* _EXERCISE INSTRUCTIONS_:
Print the lines of data starting at the one containing "- price-tick-label: 32500.00: [1231, 141, 1259, 150]" and ending at the one containing "- price-axis[interactable]: 32750.00", exactly as they appear, both included.

* _SUPPLIED RECORDS_:
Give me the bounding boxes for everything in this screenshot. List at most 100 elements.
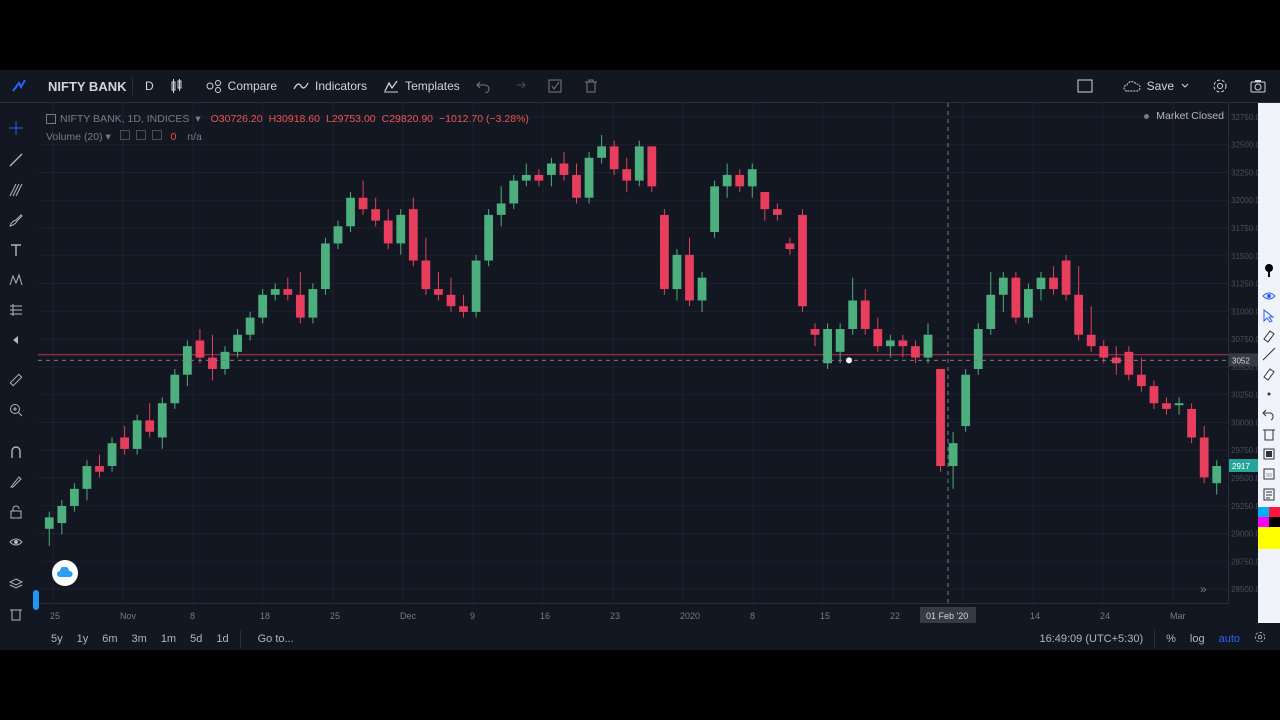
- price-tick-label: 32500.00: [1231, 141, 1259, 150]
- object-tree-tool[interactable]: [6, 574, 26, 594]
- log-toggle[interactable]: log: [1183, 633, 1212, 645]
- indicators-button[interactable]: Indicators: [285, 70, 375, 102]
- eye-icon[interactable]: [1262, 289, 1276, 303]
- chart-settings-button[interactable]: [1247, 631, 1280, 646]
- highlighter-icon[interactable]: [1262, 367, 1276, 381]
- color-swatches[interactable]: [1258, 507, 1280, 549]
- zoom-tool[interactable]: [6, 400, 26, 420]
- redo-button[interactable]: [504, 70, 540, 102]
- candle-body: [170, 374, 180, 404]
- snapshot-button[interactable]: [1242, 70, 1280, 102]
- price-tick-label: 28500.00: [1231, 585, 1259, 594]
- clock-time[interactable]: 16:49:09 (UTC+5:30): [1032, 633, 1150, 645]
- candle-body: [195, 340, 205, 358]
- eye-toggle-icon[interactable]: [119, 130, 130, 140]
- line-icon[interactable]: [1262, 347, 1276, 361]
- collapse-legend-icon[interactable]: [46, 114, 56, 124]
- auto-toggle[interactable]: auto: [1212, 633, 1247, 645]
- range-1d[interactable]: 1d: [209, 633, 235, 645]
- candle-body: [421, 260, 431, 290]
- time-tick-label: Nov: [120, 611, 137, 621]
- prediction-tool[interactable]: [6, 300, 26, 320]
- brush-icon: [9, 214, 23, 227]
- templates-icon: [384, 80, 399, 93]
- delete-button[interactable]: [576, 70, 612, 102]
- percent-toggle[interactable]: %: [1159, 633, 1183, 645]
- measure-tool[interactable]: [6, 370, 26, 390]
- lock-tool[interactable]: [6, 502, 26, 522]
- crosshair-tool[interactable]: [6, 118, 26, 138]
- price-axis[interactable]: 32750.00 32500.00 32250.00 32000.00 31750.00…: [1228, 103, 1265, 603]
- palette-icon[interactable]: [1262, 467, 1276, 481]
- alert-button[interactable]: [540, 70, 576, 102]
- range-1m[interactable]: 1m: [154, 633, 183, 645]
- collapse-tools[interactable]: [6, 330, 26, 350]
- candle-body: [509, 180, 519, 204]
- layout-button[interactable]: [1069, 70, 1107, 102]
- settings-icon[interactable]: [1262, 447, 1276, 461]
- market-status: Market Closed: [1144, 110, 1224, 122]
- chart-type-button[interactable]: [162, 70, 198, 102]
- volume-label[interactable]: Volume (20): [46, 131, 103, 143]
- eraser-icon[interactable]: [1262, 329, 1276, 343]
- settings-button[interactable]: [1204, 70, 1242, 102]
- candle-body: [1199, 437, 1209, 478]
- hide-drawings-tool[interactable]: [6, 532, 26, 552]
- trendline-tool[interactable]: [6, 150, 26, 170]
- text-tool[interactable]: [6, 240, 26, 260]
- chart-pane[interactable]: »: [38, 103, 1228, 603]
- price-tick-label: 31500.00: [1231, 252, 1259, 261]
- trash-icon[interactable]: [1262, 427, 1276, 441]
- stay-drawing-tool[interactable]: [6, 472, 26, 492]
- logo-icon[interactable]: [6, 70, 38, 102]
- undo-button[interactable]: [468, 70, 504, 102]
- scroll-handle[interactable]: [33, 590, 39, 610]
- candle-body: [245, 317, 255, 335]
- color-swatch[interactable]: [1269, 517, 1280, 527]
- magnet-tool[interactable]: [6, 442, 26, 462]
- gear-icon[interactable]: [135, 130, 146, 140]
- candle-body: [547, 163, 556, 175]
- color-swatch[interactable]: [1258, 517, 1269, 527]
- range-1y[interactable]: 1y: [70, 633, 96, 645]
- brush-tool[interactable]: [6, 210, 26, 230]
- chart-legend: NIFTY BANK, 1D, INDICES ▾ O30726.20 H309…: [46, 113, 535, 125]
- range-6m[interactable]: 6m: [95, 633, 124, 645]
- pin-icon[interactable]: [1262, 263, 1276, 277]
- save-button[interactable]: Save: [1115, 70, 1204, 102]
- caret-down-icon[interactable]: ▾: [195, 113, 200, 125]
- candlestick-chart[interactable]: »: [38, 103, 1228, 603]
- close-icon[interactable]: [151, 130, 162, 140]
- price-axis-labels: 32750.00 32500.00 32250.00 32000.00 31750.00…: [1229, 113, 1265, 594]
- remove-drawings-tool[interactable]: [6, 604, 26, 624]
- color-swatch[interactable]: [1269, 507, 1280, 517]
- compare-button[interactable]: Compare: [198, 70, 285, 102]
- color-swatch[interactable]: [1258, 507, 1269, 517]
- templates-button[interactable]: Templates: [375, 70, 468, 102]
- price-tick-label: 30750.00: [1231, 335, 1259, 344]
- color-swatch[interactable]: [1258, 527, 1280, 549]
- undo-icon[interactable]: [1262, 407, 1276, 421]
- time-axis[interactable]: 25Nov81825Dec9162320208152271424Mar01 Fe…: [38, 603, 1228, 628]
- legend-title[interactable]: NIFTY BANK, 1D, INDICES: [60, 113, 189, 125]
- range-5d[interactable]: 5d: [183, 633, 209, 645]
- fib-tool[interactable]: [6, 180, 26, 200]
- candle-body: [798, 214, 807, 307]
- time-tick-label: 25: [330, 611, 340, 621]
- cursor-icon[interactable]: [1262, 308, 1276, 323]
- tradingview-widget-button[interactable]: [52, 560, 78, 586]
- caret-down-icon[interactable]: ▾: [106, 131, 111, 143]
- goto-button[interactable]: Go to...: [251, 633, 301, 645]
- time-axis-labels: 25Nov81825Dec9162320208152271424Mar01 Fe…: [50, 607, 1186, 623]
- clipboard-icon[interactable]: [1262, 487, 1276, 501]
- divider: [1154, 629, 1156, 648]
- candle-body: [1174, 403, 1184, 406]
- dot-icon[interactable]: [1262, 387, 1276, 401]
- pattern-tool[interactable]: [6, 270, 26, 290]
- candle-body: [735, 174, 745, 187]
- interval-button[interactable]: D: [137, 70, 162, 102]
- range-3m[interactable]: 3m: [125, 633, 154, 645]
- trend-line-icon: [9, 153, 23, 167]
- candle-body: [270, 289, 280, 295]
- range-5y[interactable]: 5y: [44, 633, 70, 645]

* _REPLY_:
- price-tick-label: 32500.00: [1231, 141, 1259, 150]
- object-tree-tool[interactable]: [6, 574, 26, 594]
- log-toggle[interactable]: log: [1183, 633, 1212, 645]
- indicators-button[interactable]: Indicators: [285, 70, 375, 102]
- eye-icon[interactable]: [1262, 289, 1276, 303]
- chart-settings-button[interactable]: [1247, 631, 1280, 646]
- highlighter-icon[interactable]: [1262, 367, 1276, 381]
- color-swatches[interactable]: [1258, 507, 1280, 549]
- zoom-tool[interactable]: [6, 400, 26, 420]
- redo-button[interactable]: [504, 70, 540, 102]
- candle-body: [170, 374, 180, 404]
- snapshot-button[interactable]: [1242, 70, 1280, 102]
- price-tick-label: 28500.00: [1231, 585, 1259, 594]
- clock-time[interactable]: 16:49:09 (UTC+5:30): [1032, 633, 1150, 645]
- candle-body: [195, 340, 205, 358]
- eye-toggle-icon[interactable]: [119, 130, 130, 140]
- line-icon[interactable]: [1262, 347, 1276, 361]
- collapse-legend-icon[interactable]: [46, 114, 56, 124]
- auto-toggle[interactable]: auto: [1212, 633, 1247, 645]
- range-1d[interactable]: 1d: [209, 633, 235, 645]
- candle-body: [421, 260, 431, 290]
- time-tick-label: Nov: [120, 611, 137, 621]
- prediction-tool[interactable]: [6, 300, 26, 320]
- brush-icon: [9, 214, 23, 227]
- templates-icon: [384, 80, 399, 93]
- delete-button[interactable]: [576, 70, 612, 102]
- percent-toggle[interactable]: %: [1159, 633, 1183, 645]
- measure-tool[interactable]: [6, 370, 26, 390]
- lock-tool[interactable]: [6, 502, 26, 522]
- crosshair-tool[interactable]: [6, 118, 26, 138]
- price-axis[interactable]: 32750.00 32500.00 32250.00 32000.00 31750.00…: [1228, 103, 1265, 603]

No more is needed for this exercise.